Stored entries

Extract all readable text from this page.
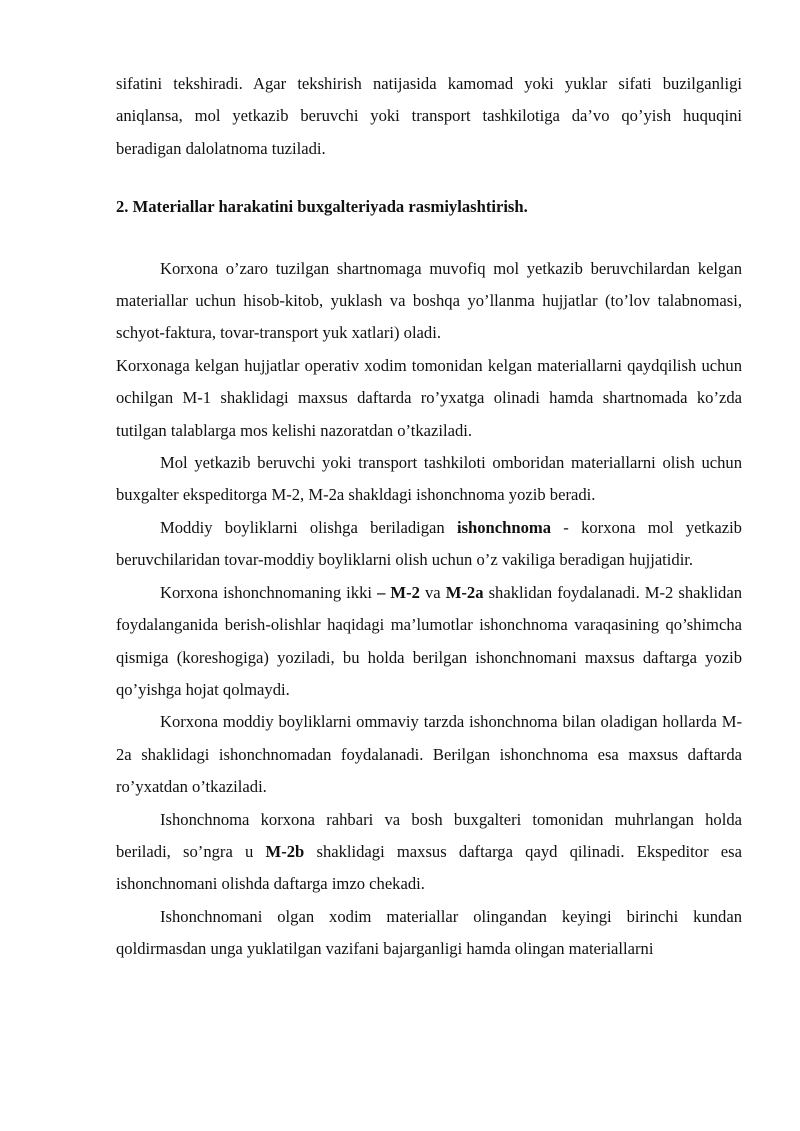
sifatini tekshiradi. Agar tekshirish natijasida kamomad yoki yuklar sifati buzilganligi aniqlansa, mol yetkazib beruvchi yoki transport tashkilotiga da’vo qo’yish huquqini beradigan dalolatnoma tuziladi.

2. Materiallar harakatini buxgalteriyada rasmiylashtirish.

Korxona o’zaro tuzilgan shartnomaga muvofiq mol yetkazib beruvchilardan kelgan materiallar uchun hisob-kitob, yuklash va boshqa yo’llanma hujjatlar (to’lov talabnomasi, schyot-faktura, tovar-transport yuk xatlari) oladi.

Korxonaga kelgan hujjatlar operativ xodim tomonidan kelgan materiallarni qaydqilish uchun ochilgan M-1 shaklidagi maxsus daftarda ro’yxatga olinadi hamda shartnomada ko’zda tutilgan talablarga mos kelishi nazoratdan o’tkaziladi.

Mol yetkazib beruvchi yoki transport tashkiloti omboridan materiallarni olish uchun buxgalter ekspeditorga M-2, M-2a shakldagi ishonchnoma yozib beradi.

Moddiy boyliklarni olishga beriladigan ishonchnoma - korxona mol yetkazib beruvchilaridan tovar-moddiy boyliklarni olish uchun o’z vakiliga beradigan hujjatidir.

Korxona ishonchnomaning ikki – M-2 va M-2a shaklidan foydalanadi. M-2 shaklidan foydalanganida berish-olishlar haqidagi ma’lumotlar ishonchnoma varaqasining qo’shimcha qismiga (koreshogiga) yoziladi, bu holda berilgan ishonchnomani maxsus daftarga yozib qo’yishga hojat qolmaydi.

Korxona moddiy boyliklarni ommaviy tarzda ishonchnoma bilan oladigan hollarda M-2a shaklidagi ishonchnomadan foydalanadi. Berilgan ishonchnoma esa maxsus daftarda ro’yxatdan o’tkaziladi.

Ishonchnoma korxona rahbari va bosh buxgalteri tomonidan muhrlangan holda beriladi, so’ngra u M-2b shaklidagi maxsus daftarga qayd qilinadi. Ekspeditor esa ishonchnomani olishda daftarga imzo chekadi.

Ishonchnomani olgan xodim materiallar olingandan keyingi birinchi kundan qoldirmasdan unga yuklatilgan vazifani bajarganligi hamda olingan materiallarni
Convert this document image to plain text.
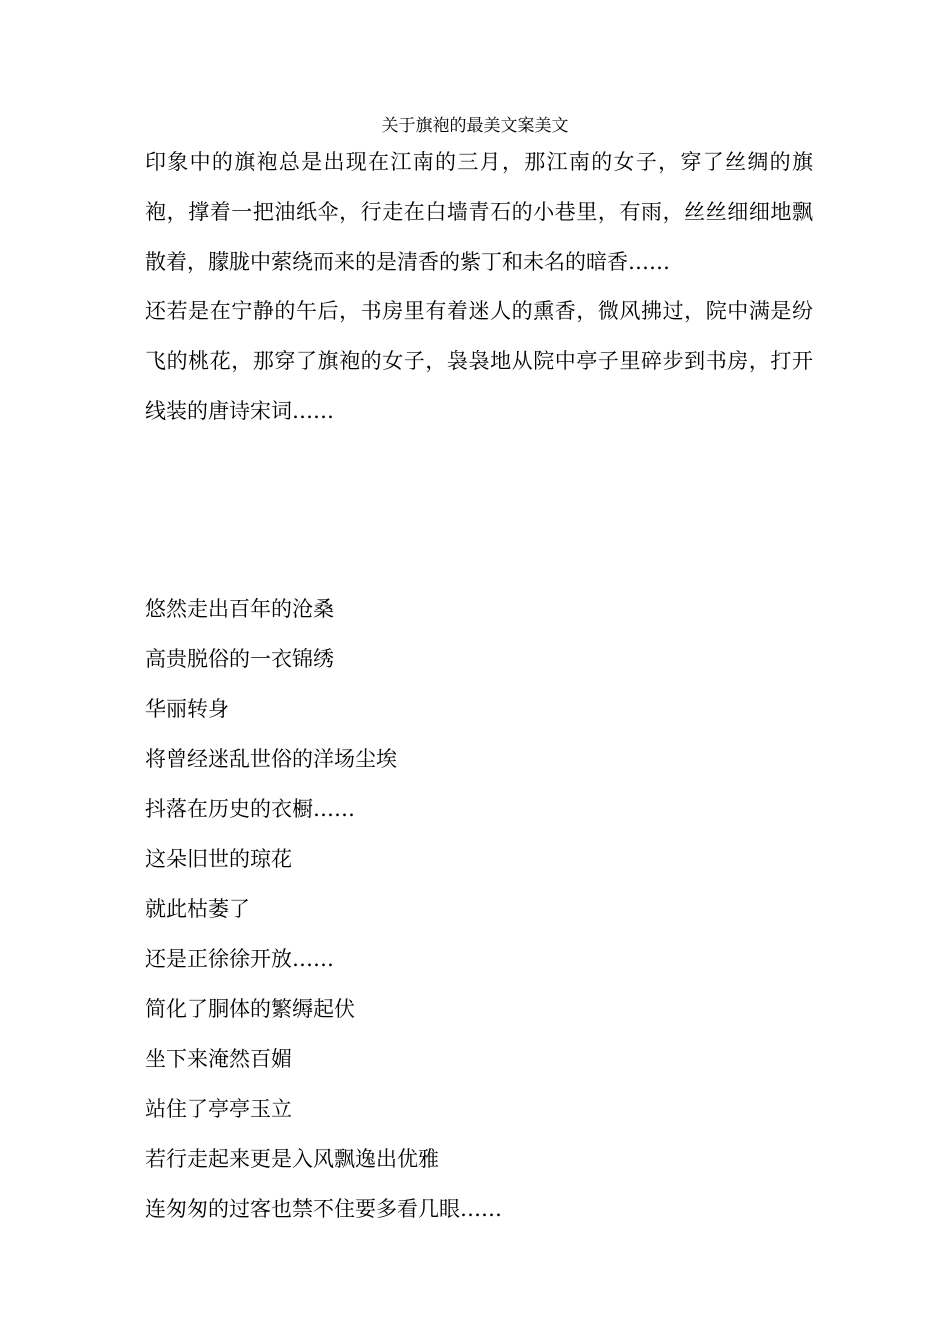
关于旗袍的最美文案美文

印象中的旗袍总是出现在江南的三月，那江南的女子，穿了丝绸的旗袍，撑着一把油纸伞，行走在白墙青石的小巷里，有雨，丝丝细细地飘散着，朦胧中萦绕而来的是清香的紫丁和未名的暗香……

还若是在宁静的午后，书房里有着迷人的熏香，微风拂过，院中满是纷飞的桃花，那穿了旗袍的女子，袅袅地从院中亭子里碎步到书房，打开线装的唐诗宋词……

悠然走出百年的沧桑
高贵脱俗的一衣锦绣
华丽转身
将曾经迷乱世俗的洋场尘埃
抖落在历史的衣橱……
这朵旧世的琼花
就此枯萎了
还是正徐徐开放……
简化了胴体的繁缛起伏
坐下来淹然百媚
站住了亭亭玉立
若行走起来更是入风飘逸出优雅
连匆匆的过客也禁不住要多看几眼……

## REQUIRED WORK
Exclude the pictures and repeat every other part of the records word for word.

## SOLVED PROBLEM
Extract all readable text from this page.
sifatini tekshiradi. Agar tekshirish natijasida kamomad yoki yuklar sifati buzilganligi aniqlansa, mol yetkazib beruvchi yoki transport tashkilotiga da’vo qo’yish huquqini beradigan dalolatnoma tuziladi.

2. Materiallar harakatini buxgalteriyada rasmiylashtirish.

Korxona o’zaro tuzilgan shartnomaga muvofiq mol yetkazib beruvchilardan kelgan materiallar uchun hisob-kitob, yuklash va boshqa yo’llanma hujjatlar (to’lov talabnomasi, schyot-faktura, tovar-transport yuk xatlari) oladi.

Korxonaga kelgan hujjatlar operativ xodim tomonidan kelgan materiallarni qaydqilish uchun ochilgan M-1 shaklidagi maxsus daftarda ro’yxatga olinadi hamda shartnomada ko’zda tutilgan talablarga mos kelishi nazoratdan o’tkaziladi.

Mol yetkazib beruvchi yoki transport tashkiloti omboridan materiallarni olish uchun buxgalter ekspeditorga M-2, M-2a shakldagi ishonchnoma yozib beradi.

Moddiy boyliklarni olishga beriladigan ishonchnoma - korxona mol yetkazib beruvchilaridan tovar-moddiy boyliklarni olish uchun o’z vakiliga beradigan hujjatidir.

Korxona ishonchnomaning ikki – M-2 va M-2a shaklidan foydalanadi. M-2 shaklidan foydalanganida berish-olishlar haqidagi ma’lumotlar ishonchnoma varaqasining qo’shimcha qismiga (koreshogiga) yoziladi, bu holda berilgan ishonchnomani maxsus daftarga yozib qo’yishga hojat qolmaydi.

Korxona moddiy boyliklarni ommaviy tarzda ishonchnoma bilan oladigan hollarda M-2a shaklidagi ishonchnomadan foydalanadi. Berilgan ishonchnoma esa maxsus daftarda ro’yxatdan o’tkaziladi.

Ishonchnoma korxona rahbari va bosh buxgalteri tomonidan muhrlangan holda beriladi, so’ngra u M-2b shaklidagi maxsus daftarga qayd qilinadi. Ekspeditor esa ishonchnomani olishda daftarga imzo chekadi.

Ishonchnomani olgan xodim materiallar olingandan keyingi birinchi kundan qoldirmasdan unga yuklatilgan vazifani bajarganligi hamda olingan materiallarni
Convert this document image to plain text.
关于旗袍的最美文案美文

印象中的旗袍总是出现在江南的三月，那江南的女子，穿了丝绸的旗袍，撑着一把油纸伞，行走在白墙青石的小巷里，有雨，丝丝细细地飘散着，朦胧中萦绕而来的是清香的紫丁和未名的暗香……

还若是在宁静的午后，书房里有着迷人的熏香，微风拂过，院中满是纷飞的桃花，那穿了旗袍的女子，袅袅地从院中亭子里碎步到书房，打开线装的唐诗宋词……

悠然走出百年的沧桑
高贵脱俗的一衣锦绣
华丽转身
将曾经迷乱世俗的洋场尘埃
抖落在历史的衣橱……
这朵旧世的琼花
就此枯萎了
还是正徐徐开放……
简化了胴体的繁缛起伏
坐下来淹然百媚
站住了亭亭玉立
若行走起来更是入风飘逸出优雅
连匆匆的过客也禁不住要多看几眼……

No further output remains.